***** EXTRACTED RECORDS *****

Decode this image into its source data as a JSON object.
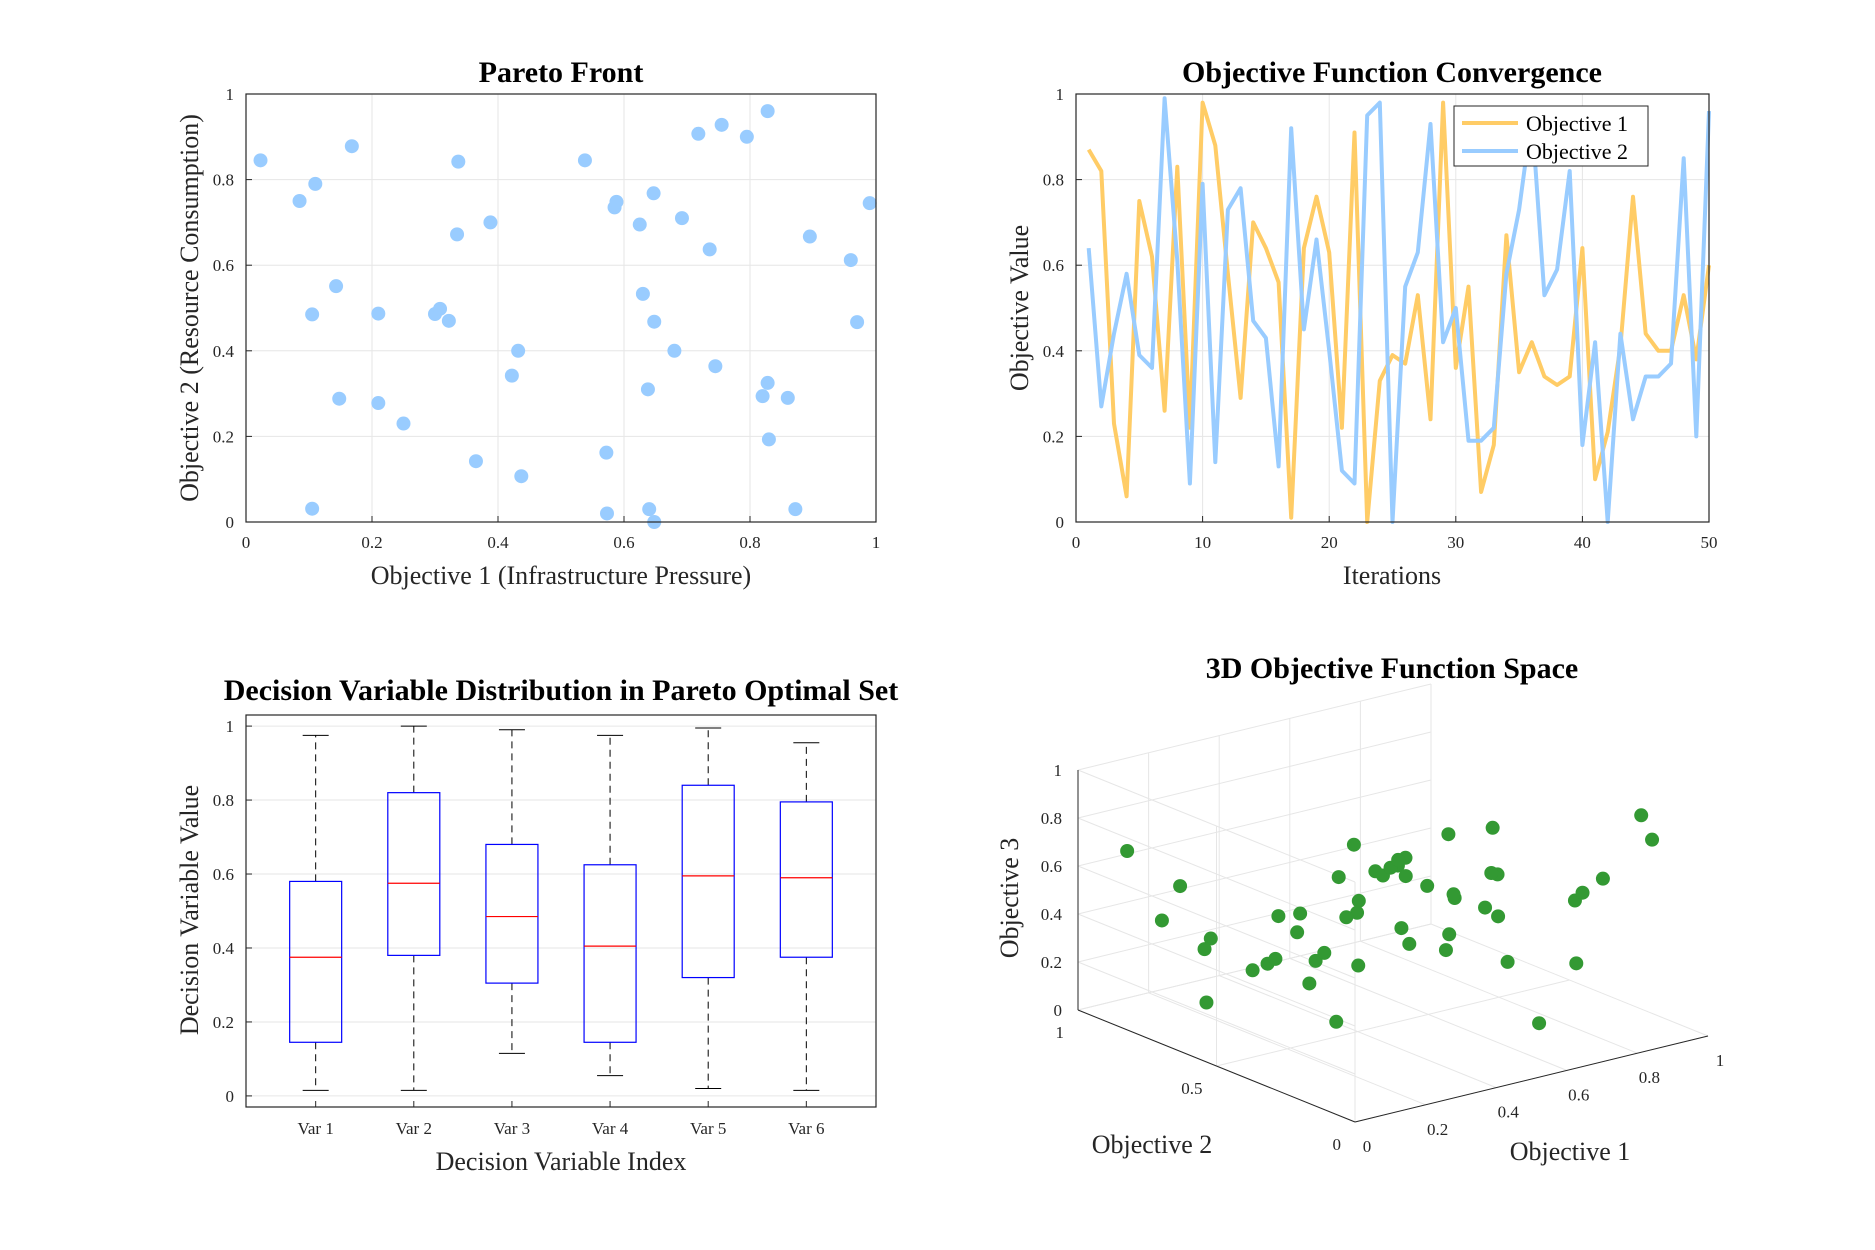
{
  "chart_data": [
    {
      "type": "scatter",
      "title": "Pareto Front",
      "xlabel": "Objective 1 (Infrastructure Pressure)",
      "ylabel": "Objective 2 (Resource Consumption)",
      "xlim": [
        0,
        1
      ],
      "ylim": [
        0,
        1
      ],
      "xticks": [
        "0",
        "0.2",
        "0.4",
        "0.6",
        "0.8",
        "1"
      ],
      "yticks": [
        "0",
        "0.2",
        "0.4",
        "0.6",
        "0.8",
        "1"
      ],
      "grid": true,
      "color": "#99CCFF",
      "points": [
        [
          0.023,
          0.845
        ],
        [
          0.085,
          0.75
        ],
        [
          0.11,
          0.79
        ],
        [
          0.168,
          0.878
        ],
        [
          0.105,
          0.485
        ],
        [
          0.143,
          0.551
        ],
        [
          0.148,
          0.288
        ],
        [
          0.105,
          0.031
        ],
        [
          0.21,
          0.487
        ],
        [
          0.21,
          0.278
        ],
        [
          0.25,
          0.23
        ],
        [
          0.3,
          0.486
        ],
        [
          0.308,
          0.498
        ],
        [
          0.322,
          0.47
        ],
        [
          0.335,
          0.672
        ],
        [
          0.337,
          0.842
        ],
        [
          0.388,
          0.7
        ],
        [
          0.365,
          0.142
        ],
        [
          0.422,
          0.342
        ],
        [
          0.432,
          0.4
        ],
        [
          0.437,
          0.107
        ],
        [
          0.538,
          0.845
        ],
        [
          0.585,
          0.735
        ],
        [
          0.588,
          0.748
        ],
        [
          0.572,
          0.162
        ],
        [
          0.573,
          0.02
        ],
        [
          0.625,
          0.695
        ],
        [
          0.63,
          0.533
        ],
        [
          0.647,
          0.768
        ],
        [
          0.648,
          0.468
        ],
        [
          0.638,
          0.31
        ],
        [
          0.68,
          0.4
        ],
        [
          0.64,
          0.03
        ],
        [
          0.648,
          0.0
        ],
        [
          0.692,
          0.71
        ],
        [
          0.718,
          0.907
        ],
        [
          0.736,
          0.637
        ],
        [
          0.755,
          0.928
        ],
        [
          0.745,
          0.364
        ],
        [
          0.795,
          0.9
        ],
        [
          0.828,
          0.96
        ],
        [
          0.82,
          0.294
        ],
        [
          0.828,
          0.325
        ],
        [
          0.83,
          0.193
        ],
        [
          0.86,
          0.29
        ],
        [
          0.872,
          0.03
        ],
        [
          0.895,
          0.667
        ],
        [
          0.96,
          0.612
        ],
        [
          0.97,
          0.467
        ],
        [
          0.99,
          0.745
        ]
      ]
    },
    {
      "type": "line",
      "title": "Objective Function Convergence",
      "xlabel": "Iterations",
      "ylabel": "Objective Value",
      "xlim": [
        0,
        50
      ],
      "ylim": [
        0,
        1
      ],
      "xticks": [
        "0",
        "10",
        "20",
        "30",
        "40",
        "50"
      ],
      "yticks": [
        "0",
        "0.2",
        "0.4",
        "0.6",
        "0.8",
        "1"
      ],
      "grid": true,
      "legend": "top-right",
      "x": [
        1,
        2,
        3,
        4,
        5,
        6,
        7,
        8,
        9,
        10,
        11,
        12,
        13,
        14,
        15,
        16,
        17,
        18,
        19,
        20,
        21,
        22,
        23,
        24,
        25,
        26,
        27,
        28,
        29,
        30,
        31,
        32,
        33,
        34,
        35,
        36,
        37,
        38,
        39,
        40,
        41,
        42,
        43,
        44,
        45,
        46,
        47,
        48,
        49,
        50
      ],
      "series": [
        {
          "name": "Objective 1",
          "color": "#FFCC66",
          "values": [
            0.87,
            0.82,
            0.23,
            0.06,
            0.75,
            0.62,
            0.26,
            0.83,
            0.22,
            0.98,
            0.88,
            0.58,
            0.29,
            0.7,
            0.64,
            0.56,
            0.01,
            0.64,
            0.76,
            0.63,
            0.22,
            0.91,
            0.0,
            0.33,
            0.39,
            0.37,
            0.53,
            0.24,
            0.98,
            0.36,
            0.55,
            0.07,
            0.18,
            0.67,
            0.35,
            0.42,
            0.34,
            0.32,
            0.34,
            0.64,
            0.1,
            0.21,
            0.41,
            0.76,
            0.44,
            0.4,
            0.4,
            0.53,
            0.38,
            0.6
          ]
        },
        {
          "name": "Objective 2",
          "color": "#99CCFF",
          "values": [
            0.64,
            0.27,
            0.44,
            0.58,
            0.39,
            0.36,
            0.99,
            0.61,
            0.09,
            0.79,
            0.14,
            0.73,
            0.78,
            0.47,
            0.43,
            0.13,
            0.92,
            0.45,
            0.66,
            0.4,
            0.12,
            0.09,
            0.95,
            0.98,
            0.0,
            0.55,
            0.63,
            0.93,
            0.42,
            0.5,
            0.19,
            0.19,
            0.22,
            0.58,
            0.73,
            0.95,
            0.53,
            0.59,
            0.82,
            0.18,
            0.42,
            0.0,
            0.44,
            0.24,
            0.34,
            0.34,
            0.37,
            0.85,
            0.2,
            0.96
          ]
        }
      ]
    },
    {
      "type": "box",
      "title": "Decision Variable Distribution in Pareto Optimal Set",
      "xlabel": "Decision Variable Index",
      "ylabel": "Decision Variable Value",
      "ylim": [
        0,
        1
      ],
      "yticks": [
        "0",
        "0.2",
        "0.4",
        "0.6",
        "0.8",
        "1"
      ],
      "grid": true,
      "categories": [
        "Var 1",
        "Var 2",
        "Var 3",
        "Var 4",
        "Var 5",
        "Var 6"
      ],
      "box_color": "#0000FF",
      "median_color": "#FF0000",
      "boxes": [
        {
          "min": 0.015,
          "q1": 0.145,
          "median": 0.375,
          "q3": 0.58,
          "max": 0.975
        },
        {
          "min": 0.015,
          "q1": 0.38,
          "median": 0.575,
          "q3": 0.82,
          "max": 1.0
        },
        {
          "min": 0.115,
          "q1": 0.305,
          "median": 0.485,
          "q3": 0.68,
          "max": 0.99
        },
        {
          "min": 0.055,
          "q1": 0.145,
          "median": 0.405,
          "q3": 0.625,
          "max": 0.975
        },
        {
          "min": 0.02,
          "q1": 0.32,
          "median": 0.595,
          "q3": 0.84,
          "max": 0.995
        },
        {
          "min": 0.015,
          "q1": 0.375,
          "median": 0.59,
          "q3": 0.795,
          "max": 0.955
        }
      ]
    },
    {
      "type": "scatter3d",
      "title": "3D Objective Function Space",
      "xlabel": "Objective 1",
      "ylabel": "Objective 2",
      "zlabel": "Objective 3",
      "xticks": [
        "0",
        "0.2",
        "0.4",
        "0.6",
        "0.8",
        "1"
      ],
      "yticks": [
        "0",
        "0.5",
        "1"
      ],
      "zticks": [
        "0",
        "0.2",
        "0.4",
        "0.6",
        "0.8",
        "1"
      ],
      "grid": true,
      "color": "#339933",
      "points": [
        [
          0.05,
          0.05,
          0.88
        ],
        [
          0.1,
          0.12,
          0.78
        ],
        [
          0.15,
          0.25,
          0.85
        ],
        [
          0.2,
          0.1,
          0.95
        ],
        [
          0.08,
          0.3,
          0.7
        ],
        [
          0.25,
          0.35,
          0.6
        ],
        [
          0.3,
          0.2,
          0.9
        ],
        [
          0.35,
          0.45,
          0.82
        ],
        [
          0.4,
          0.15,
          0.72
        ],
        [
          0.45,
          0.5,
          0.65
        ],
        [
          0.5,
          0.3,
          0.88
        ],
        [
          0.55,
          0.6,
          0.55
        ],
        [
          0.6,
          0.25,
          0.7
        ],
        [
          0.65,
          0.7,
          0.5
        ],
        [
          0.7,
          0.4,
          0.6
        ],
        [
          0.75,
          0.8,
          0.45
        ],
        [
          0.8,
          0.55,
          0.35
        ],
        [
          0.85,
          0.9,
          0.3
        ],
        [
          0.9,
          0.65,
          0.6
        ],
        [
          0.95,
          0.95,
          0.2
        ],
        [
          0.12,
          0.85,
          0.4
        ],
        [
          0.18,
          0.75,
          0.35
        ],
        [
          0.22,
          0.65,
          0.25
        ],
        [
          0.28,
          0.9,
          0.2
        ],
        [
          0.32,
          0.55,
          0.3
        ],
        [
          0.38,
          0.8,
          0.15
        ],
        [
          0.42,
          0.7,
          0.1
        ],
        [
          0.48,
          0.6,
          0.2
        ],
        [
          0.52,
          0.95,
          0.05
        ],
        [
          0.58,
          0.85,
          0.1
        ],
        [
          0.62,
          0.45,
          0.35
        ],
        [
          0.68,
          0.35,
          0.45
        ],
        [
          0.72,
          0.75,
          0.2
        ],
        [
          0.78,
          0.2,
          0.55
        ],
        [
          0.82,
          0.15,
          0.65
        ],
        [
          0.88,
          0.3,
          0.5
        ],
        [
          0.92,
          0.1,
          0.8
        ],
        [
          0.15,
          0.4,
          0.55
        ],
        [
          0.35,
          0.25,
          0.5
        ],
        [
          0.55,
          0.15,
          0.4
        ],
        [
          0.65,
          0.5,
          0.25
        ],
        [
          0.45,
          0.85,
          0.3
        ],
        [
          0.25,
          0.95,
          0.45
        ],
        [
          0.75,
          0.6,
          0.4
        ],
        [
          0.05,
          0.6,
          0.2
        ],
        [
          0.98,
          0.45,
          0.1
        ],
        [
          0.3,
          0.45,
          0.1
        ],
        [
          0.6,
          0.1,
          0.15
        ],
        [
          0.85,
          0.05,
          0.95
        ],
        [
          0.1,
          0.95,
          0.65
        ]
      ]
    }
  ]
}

*****

How many of these lines contain "ylabel"? Write only the number.

4